* Collected data entries
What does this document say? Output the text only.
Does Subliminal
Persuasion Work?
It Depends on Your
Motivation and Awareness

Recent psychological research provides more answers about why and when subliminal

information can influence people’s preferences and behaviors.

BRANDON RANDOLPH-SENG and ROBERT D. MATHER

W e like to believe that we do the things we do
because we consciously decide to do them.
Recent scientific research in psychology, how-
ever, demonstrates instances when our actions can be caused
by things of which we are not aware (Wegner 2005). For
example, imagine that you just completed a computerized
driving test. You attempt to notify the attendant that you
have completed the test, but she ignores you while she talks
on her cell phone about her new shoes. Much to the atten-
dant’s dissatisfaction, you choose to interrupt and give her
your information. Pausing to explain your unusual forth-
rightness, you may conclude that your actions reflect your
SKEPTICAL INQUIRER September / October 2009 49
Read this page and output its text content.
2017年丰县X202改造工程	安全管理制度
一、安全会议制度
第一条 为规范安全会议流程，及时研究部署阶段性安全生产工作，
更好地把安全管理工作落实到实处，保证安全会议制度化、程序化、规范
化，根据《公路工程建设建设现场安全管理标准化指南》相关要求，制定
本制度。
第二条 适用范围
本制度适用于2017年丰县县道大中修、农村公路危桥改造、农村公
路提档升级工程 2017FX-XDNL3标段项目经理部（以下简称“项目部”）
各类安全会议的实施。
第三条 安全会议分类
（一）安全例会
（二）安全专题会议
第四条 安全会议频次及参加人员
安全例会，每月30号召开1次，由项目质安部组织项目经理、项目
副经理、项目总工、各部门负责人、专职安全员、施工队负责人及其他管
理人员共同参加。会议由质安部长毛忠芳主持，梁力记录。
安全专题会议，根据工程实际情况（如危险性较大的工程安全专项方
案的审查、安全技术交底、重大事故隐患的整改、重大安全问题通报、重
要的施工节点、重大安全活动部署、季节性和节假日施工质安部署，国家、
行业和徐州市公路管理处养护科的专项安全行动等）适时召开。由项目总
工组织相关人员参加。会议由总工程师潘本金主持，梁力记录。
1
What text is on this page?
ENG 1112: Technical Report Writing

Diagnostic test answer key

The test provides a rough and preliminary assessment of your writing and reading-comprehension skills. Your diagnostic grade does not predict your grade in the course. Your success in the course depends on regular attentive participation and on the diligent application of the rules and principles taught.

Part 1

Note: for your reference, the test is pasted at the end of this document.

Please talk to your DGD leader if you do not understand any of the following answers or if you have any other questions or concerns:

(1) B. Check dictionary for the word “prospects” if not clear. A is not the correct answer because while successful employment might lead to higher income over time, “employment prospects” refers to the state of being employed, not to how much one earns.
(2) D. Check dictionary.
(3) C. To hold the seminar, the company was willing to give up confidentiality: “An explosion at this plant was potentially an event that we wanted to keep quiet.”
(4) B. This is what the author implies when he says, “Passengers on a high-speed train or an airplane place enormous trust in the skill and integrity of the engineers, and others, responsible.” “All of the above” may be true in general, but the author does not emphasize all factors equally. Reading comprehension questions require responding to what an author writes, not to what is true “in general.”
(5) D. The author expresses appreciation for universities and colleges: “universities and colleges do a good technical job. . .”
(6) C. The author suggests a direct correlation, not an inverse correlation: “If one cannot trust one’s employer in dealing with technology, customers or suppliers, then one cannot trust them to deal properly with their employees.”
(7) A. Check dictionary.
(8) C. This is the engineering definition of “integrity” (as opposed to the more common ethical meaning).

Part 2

* Task prompt
All entries must be repeated verbatim.

* The reply
What does this document say? Output the text only.
Does Subliminal
Persuasion Work?
It Depends on Your
Motivation and Awareness

Recent psychological research provides more answers about why and when subliminal

information can influence people’s preferences and behaviors.

BRANDON RANDOLPH-SENG and ROBERT D. MATHER

W e like to believe that we do the things we do
because we consciously decide to do them.
Recent scientific research in psychology, how-
ever, demonstrates instances when our actions can be caused
by things of which we are not aware (Wegner 2005). For
example, imagine that you just completed a computerized
driving test. You attempt to notify the attendant that you
have completed the test, but she ignores you while she talks
on her cell phone about her new shoes. Much to the atten-
dant’s dissatisfaction, you choose to interrupt and give her
your information. Pausing to explain your unusual forth-
rightness, you may conclude that your actions reflect your
SKEPTICAL INQUIRER September / October 2009 49
Read this page and output its text content.
2017年丰县X202改造工程	安全管理制度
一、安全会议制度
第一条 为规范安全会议流程，及时研究部署阶段性安全生产工作，
更好地把安全管理工作落实到实处，保证安全会议制度化、程序化、规范
化，根据《公路工程建设建设现场安全管理标准化指南》相关要求，制定
本制度。
第二条 适用范围
本制度适用于2017年丰县县道大中修、农村公路危桥改造、农村公
路提档升级工程 2017FX-XDNL3标段项目经理部（以下简称“项目部”）
各类安全会议的实施。
第三条 安全会议分类
（一）安全例会
（二）安全专题会议
第四条 安全会议频次及参加人员
安全例会，每月30号召开1次，由项目质安部组织项目经理、项目
副经理、项目总工、各部门负责人、专职安全员、施工队负责人及其他管
理人员共同参加。会议由质安部长毛忠芳主持，梁力记录。
安全专题会议，根据工程实际情况（如危险性较大的工程安全专项方
案的审查、安全技术交底、重大事故隐患的整改、重大安全问题通报、重
要的施工节点、重大安全活动部署、季节性和节假日施工质安部署，国家、
行业和徐州市公路管理处养护科的专项安全行动等）适时召开。由项目总
工组织相关人员参加。会议由总工程师潘本金主持，梁力记录。
1
What text is on this page?
ENG 1112: Technical Report Writing

Diagnostic test answer key

The test provides a rough and preliminary assessment of your writing and reading-comprehension skills. Your diagnostic grade does not predict your grade in the course. Your success in the course depends on regular attentive participation and on the diligent application of the rules and principles taught.

Part 1

Note: for your reference, the test is pasted at the end of this document.

Please talk to your DGD leader if you do not understand any of the following answers or if you have any other questions or concerns:

(1) B. Check dictionary for the word “prospects” if not clear. A is not the correct answer because while successful employment might lead to higher income over time, “employment prospects” refers to the state of being employed, not to how much one earns.
(2) D. Check dictionary.
(3) C. To hold the seminar, the company was willing to give up confidentiality: “An explosion at this plant was potentially an event that we wanted to keep quiet.”
(4) B. This is what the author implies when he says, “Passengers on a high-speed train or an airplane place enormous trust in the skill and integrity of the engineers, and others, responsible.” “All of the above” may be true in general, but the author does not emphasize all factors equally. Reading comprehension questions require responding to what an author writes, not to what is true “in general.”
(5) D. The author expresses appreciation for universities and colleges: “universities and colleges do a good technical job. . .”
(6) C. The author suggests a direct correlation, not an inverse correlation: “If one cannot trust one’s employer in dealing with technology, customers or suppliers, then one cannot trust them to deal properly with their employees.”
(7) A. Check dictionary.
(8) C. This is the engineering definition of “integrity” (as opposed to the more common ethical meaning).

Part 2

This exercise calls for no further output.